Exercise task: Count every line of the listing where the string "Receive" occurs, and reply with the count alone.

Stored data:

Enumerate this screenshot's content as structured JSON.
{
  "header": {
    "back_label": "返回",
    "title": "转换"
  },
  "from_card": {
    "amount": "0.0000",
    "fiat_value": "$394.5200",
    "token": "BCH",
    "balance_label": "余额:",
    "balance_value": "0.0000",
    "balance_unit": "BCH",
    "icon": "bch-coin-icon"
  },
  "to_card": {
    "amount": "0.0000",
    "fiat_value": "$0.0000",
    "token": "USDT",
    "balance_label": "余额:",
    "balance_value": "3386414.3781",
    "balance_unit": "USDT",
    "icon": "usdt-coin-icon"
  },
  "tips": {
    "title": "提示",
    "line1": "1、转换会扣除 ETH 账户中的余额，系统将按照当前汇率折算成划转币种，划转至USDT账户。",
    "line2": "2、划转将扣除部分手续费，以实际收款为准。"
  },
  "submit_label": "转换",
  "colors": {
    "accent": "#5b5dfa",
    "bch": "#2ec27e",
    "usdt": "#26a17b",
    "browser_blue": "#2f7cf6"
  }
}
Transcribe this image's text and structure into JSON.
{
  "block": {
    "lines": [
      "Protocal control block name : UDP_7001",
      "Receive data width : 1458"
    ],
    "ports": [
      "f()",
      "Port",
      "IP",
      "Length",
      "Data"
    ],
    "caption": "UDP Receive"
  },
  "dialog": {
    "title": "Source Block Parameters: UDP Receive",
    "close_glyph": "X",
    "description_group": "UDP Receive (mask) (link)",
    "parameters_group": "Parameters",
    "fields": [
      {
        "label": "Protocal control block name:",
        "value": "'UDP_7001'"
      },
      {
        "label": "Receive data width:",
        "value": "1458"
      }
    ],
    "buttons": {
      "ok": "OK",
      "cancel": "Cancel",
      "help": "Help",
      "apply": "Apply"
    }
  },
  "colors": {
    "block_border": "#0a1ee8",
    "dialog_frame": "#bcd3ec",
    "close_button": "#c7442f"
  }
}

Finished exercise: 5